Compito:
Restituisci sotto forma di lista JSON di stringhe il tratto di voci che va dalla riga contenente "coastline [845, 1031, 891, 1053]" fino alla riga contenente "coastline [849, 783, 913, 805]", entrambe incluse. Usa una stringa per ogni riga e tralascia le righe vuote.

### Dati in ingresso

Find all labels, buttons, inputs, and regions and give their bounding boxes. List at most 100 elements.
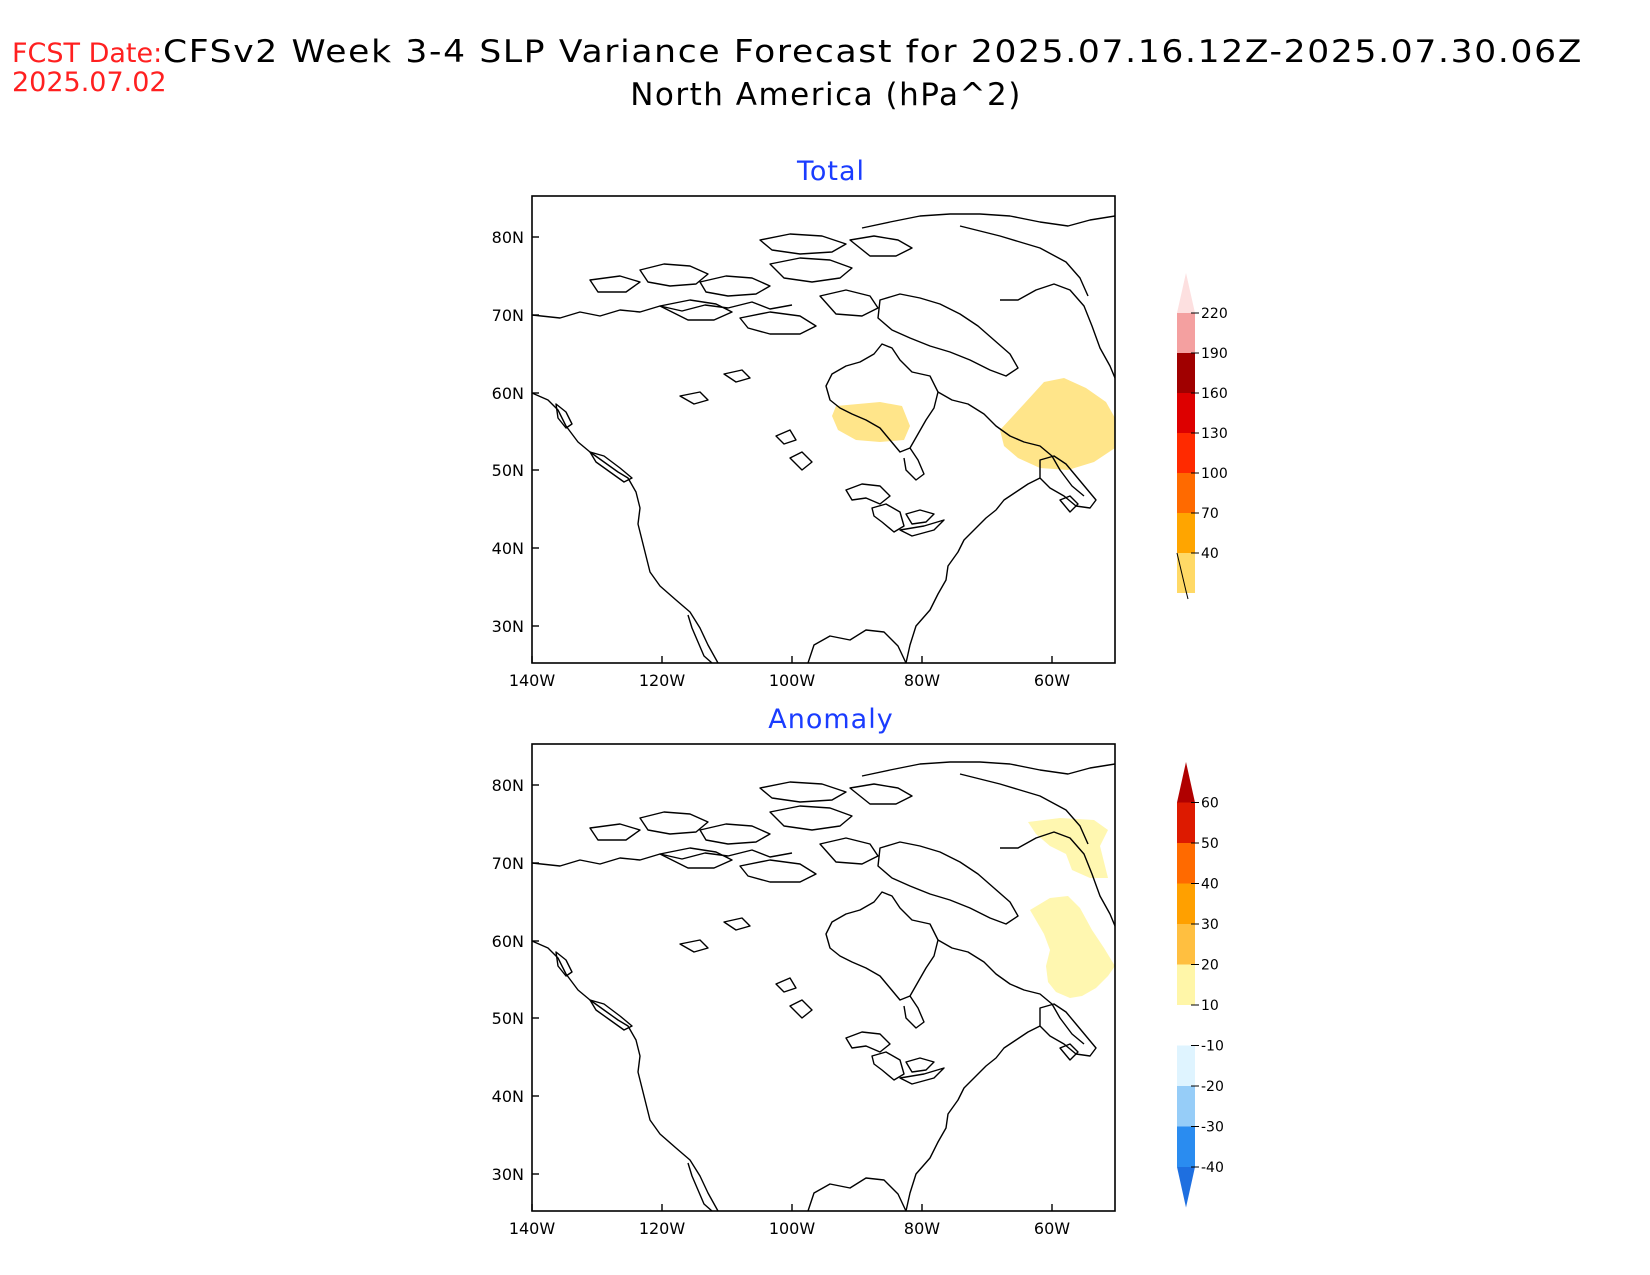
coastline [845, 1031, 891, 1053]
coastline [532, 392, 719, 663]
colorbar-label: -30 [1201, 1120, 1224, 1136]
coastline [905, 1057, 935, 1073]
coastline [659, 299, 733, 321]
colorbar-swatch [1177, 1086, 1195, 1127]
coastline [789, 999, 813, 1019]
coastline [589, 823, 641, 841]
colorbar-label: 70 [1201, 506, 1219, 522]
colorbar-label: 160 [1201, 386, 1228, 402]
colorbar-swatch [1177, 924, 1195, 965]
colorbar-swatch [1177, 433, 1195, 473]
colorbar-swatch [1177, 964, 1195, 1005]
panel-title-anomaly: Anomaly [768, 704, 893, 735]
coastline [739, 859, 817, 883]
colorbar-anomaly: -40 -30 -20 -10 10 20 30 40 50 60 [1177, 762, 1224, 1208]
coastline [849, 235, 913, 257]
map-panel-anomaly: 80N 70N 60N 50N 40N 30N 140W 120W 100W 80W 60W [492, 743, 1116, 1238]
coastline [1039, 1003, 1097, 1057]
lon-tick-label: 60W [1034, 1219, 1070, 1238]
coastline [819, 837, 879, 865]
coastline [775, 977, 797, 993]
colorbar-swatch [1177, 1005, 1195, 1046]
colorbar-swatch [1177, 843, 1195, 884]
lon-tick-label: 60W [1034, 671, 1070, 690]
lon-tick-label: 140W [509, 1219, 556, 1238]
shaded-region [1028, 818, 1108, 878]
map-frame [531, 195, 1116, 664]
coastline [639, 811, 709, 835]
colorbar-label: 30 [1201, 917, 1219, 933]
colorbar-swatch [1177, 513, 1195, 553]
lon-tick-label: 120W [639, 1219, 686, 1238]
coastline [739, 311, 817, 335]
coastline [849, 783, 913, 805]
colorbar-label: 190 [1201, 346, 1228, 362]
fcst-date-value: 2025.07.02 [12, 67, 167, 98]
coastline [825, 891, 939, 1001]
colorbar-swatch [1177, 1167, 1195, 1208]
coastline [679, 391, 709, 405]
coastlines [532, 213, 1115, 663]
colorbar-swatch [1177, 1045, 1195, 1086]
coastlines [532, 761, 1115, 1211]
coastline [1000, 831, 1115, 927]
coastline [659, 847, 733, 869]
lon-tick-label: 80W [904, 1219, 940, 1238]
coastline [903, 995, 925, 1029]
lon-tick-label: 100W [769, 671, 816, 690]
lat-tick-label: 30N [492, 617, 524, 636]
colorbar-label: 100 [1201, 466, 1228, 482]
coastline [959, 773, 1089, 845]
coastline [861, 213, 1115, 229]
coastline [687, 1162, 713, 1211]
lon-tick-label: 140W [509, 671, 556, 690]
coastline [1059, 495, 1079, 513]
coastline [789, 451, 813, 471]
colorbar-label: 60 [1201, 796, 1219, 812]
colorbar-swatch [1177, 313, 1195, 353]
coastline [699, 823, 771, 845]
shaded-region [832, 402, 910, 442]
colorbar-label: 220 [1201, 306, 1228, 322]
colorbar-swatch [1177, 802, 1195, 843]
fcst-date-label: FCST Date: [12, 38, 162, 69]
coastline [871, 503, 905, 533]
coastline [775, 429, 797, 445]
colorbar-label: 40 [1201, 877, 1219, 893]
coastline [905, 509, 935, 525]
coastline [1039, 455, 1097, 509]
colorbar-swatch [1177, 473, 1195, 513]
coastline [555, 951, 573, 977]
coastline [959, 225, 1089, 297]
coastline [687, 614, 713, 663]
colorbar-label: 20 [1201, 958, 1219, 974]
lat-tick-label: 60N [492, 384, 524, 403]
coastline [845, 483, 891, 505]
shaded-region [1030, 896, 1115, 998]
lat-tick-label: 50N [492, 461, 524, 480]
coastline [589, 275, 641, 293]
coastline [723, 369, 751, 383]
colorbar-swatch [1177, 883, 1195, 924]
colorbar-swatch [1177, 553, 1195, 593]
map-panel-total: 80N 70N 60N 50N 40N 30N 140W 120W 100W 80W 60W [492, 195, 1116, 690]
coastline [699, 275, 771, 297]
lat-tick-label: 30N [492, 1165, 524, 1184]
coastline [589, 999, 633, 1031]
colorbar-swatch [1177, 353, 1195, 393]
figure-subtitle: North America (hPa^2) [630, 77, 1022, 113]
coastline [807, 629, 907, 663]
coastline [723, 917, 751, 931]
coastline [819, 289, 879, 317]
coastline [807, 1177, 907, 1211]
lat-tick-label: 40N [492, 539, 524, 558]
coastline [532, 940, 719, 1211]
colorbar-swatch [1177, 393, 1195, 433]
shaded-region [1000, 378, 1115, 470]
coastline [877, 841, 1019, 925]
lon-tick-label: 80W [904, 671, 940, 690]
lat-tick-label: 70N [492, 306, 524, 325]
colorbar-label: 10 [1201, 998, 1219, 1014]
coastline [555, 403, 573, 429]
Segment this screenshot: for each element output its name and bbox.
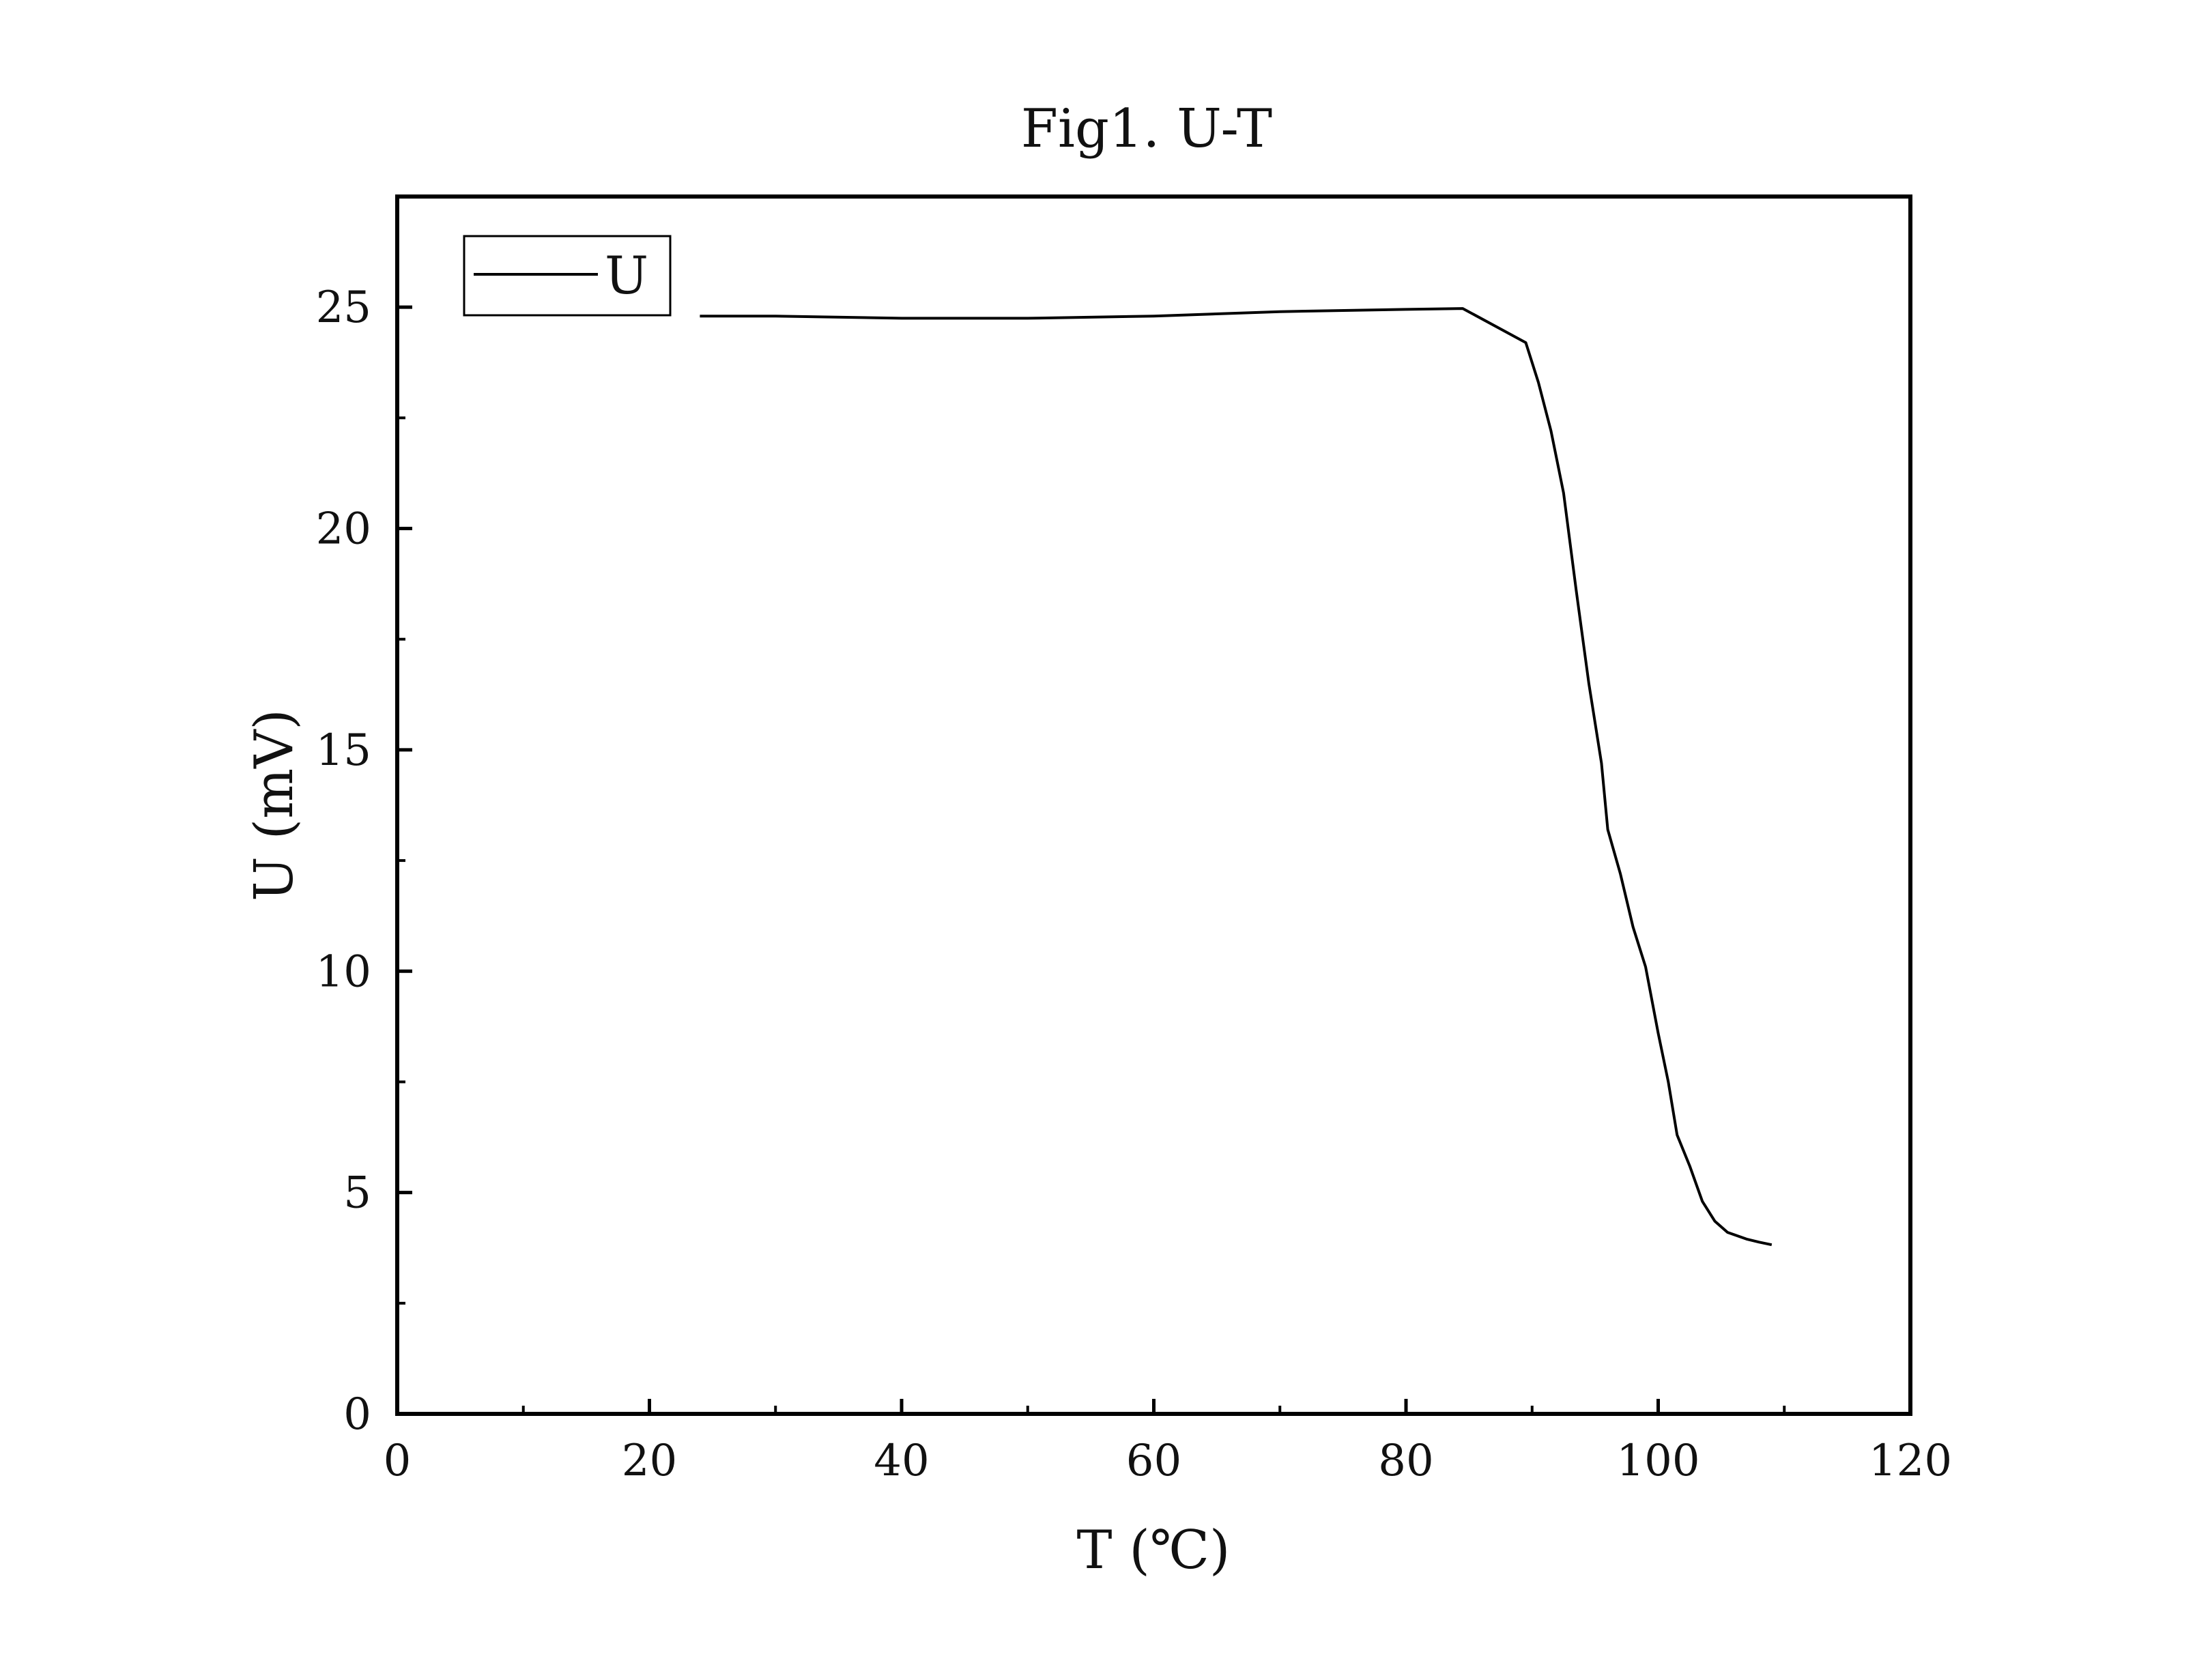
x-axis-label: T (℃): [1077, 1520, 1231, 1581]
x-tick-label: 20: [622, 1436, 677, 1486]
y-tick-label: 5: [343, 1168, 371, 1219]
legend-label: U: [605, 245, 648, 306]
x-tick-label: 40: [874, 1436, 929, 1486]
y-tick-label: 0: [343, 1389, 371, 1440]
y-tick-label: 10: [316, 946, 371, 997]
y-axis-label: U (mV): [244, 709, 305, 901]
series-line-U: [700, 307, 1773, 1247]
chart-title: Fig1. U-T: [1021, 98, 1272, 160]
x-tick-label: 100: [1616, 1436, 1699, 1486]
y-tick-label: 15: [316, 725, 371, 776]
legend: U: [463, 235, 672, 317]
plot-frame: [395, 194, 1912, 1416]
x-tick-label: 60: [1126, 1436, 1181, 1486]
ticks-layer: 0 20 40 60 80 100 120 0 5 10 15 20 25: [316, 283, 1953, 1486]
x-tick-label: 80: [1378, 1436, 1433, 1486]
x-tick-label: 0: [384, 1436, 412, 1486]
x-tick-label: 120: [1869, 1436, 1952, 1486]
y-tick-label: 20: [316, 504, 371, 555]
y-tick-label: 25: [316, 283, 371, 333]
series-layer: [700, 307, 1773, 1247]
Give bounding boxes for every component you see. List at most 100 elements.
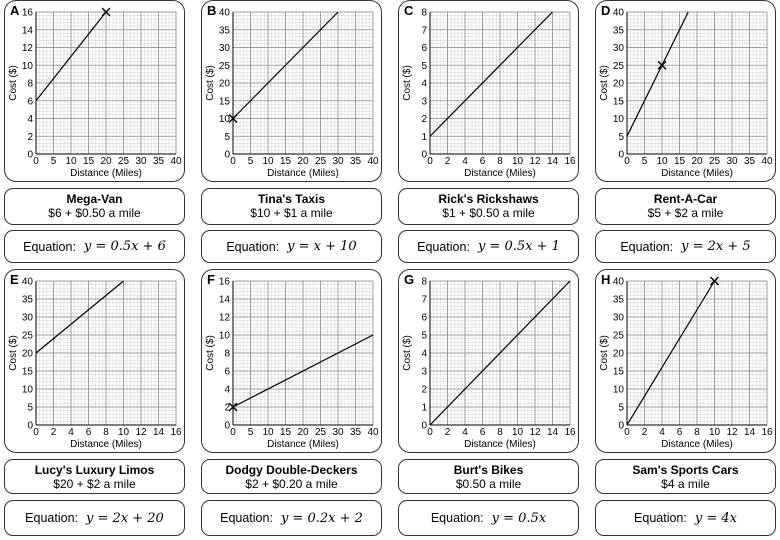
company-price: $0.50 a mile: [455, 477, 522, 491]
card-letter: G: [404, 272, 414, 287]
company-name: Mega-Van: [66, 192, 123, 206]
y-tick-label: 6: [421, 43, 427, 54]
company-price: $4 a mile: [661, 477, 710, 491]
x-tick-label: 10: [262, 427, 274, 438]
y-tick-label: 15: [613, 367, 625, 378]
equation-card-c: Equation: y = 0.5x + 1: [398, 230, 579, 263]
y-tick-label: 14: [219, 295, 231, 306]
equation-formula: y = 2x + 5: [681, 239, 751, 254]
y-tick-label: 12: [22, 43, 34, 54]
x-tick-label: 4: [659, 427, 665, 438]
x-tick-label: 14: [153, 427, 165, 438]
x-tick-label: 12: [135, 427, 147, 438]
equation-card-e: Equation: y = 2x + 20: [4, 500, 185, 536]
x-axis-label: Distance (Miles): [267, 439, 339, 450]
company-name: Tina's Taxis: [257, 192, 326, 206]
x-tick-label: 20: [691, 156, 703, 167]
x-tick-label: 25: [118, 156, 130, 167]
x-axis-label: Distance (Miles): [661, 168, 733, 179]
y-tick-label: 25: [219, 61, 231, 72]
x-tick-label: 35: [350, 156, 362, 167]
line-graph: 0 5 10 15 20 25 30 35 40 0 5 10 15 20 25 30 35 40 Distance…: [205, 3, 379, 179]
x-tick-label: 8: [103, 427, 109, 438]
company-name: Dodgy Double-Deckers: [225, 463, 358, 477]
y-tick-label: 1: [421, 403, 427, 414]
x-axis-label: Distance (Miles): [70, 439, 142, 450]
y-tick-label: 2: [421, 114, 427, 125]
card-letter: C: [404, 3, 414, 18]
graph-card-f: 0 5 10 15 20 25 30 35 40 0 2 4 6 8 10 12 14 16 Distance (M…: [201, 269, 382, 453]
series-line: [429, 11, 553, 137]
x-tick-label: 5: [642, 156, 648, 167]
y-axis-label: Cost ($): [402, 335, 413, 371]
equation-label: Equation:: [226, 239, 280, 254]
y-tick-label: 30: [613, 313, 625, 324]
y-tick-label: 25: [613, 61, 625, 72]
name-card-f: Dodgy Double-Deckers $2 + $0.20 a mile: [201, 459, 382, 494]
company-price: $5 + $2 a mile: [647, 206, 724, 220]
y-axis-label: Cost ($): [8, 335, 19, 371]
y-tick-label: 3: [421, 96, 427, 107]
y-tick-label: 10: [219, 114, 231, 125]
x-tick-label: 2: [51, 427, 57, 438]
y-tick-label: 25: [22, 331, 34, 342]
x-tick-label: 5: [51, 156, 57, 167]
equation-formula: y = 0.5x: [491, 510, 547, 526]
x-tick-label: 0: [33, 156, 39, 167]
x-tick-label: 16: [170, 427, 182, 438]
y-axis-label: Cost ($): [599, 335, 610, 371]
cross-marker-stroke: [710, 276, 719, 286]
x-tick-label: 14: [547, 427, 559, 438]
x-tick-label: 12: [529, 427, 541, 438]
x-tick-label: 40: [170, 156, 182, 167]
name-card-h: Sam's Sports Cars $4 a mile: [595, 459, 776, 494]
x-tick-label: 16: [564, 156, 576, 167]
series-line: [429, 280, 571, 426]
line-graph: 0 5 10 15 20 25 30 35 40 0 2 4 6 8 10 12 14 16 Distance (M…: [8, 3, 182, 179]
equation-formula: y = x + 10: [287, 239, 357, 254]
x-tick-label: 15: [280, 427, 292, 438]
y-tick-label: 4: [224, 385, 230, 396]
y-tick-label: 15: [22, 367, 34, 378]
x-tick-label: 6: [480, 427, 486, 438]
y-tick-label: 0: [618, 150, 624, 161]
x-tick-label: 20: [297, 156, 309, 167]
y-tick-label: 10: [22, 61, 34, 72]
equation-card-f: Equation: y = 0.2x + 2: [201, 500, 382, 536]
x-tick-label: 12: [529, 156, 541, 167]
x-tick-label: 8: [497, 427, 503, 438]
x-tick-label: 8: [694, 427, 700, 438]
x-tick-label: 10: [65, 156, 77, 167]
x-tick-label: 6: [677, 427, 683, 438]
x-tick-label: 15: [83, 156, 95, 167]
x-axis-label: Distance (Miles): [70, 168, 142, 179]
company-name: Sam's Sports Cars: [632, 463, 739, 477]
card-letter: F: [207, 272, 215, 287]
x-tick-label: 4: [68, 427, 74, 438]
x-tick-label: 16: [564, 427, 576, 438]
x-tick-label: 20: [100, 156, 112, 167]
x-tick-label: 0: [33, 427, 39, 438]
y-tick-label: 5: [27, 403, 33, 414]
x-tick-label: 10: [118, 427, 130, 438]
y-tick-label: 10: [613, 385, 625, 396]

######

Soluzione:
[
  "coastline [845, 1031, 891, 1053]",
  "coastline [532, 392, 719, 663]",
  "colorbar-label: -30 [1201, 1120, 1224, 1136]",
  "coastline [905, 1057, 935, 1073]",
  "coastline [659, 299, 733, 321]",
  "colorbar-swatch [1177, 1086, 1195, 1127]",
  "coastline [789, 999, 813, 1019]",
  "coastline [589, 823, 641, 841]",
  "colorbar-label: 70 [1201, 506, 1219, 522]",
  "colorbar-label: 160 [1201, 386, 1228, 402]",
  "colorbar-swatch [1177, 924, 1195, 965]",
  "colorbar-swatch [1177, 433, 1195, 473]",
  "colorbar-swatch [1177, 964, 1195, 1005]",
  "panel-title-anomaly: Anomaly [768, 704, 893, 735]",
  "coastline [739, 859, 817, 883]",
  "colorbar-anomaly: -40 -30 -20 -10 10 20 30 40 50 60 [1177, 762, 1224, 1208]",
  "coastline [849, 235, 913, 257]",
  "map-panel-anomaly: 80N 70N 60N 50N 40N 30N 140W 120W 100W 80W 60W [492, 743, 1116, 1238]",
  "coastline [1039, 1003, 1097, 1057]",
  "lon-tick-label: 60W [1034, 1219, 1070, 1238]",
  "coastline [819, 837, 879, 865]",
  "coastline [775, 977, 797, 993]",
  "colorbar-swatch [1177, 1005, 1195, 1046]",
  "colorbar-swatch [1177, 843, 1195, 884]",
  "lon-tick-label: 60W [1034, 671, 1070, 690]",
  "lon-tick-label: 140W [509, 1219, 556, 1238]",
  "shaded-region [1028, 818, 1108, 878]",
  "map-frame [531, 195, 1116, 664]",
  "coastline [639, 811, 709, 835]",
  "colorbar-label: 30 [1201, 917, 1219, 933]",
  "colorbar-swatch [1177, 513, 1195, 553]",
  "lon-tick-label: 120W [639, 1219, 686, 1238]",
  "coastline [739, 311, 817, 335]",
  "coastline [849, 783, 913, 805]"
]